# WHAT TO PRODUCE
Copy all records verbatim.

# GIVEN DATA
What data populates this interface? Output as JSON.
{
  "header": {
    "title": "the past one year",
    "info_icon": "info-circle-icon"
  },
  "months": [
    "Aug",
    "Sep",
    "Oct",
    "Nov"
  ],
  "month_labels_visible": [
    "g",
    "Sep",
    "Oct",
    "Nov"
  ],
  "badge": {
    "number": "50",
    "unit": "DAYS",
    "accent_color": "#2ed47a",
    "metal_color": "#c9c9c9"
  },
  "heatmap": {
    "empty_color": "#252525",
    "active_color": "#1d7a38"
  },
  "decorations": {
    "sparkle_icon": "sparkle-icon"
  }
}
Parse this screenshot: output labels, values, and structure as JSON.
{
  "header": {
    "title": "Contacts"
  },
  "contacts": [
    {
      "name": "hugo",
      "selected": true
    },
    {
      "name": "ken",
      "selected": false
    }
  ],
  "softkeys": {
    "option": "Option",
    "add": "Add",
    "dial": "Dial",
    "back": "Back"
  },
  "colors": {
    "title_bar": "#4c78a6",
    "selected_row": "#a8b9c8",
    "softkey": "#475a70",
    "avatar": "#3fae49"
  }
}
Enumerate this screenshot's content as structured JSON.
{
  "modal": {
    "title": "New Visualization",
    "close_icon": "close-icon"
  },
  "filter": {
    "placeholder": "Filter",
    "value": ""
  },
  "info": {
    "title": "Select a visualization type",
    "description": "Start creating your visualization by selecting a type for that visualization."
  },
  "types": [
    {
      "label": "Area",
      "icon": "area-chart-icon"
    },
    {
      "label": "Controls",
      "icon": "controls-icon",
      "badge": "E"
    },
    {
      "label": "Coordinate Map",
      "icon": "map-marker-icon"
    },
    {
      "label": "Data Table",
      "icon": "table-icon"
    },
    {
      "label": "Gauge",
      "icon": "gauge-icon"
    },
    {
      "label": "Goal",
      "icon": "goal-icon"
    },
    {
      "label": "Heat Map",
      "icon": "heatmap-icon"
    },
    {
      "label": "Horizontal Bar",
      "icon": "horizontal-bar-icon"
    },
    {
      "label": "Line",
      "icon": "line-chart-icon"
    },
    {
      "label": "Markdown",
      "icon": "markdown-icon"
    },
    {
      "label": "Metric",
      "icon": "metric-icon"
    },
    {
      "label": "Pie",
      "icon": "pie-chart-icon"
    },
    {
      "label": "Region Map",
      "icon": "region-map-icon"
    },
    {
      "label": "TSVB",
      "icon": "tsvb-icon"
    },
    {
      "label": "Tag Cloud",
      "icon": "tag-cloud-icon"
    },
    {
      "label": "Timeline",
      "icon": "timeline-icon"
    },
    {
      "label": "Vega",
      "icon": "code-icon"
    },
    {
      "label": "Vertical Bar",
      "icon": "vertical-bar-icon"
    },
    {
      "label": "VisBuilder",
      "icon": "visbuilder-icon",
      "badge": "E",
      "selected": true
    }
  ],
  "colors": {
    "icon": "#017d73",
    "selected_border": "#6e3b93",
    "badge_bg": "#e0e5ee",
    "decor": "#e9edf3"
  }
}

# SOLUTION
What data populates this interface? Output as JSON.
{
  "header": {
    "title": "the past one year",
    "info_icon": "info-circle-icon"
  },
  "months": [
    "Aug",
    "Sep",
    "Oct",
    "Nov"
  ],
  "month_labels_visible": [
    "g",
    "Sep",
    "Oct",
    "Nov"
  ],
  "badge": {
    "number": "50",
    "unit": "DAYS",
    "accent_color": "#2ed47a",
    "metal_color": "#c9c9c9"
  },
  "heatmap": {
    "empty_color": "#252525",
    "active_color": "#1d7a38"
  },
  "decorations": {
    "sparkle_icon": "sparkle-icon"
  }
}
Parse this screenshot: output labels, values, and structure as JSON.
{
  "header": {
    "title": "Contacts"
  },
  "contacts": [
    {
      "name": "hugo",
      "selected": true
    },
    {
      "name": "ken",
      "selected": false
    }
  ],
  "softkeys": {
    "option": "Option",
    "add": "Add",
    "dial": "Dial",
    "back": "Back"
  },
  "colors": {
    "title_bar": "#4c78a6",
    "selected_row": "#a8b9c8",
    "softkey": "#475a70",
    "avatar": "#3fae49"
  }
}
Enumerate this screenshot's content as structured JSON.
{
  "modal": {
    "title": "New Visualization",
    "close_icon": "close-icon"
  },
  "filter": {
    "placeholder": "Filter",
    "value": ""
  },
  "info": {
    "title": "Select a visualization type",
    "description": "Start creating your visualization by selecting a type for that visualization."
  },
  "types": [
    {
      "label": "Area",
      "icon": "area-chart-icon"
    },
    {
      "label": "Controls",
      "icon": "controls-icon",
      "badge": "E"
    },
    {
      "label": "Coordinate Map",
      "icon": "map-marker-icon"
    },
    {
      "label": "Data Table",
      "icon": "table-icon"
    },
    {
      "label": "Gauge",
      "icon": "gauge-icon"
    },
    {
      "label": "Goal",
      "icon": "goal-icon"
    },
    {
      "label": "Heat Map",
      "icon": "heatmap-icon"
    },
    {
      "label": "Horizontal Bar",
      "icon": "horizontal-bar-icon"
    },
    {
      "label": "Line",
      "icon": "line-chart-icon"
    },
    {
      "label": "Markdown",
      "icon": "markdown-icon"
    },
    {
      "label": "Metric",
      "icon": "metric-icon"
    },
    {
      "label": "Pie",
      "icon": "pie-chart-icon"
    },
    {
      "label": "Region Map",
      "icon": "region-map-icon"
    },
    {
      "label": "TSVB",
      "icon": "tsvb-icon"
    },
    {
      "label": "Tag Cloud",
      "icon": "tag-cloud-icon"
    },
    {
      "label": "Timeline",
      "icon": "timeline-icon"
    },
    {
      "label": "Vega",
      "icon": "code-icon"
    },
    {
      "label": "Vertical Bar",
      "icon": "vertical-bar-icon"
    },
    {
      "label": "VisBuilder",
      "icon": "visbuilder-icon",
      "badge": "E",
      "selected": true
    }
  ],
  "colors": {
    "icon": "#017d73",
    "selected_border": "#6e3b93",
    "badge_bg": "#e0e5ee",
    "decor": "#e9edf3"
  }
}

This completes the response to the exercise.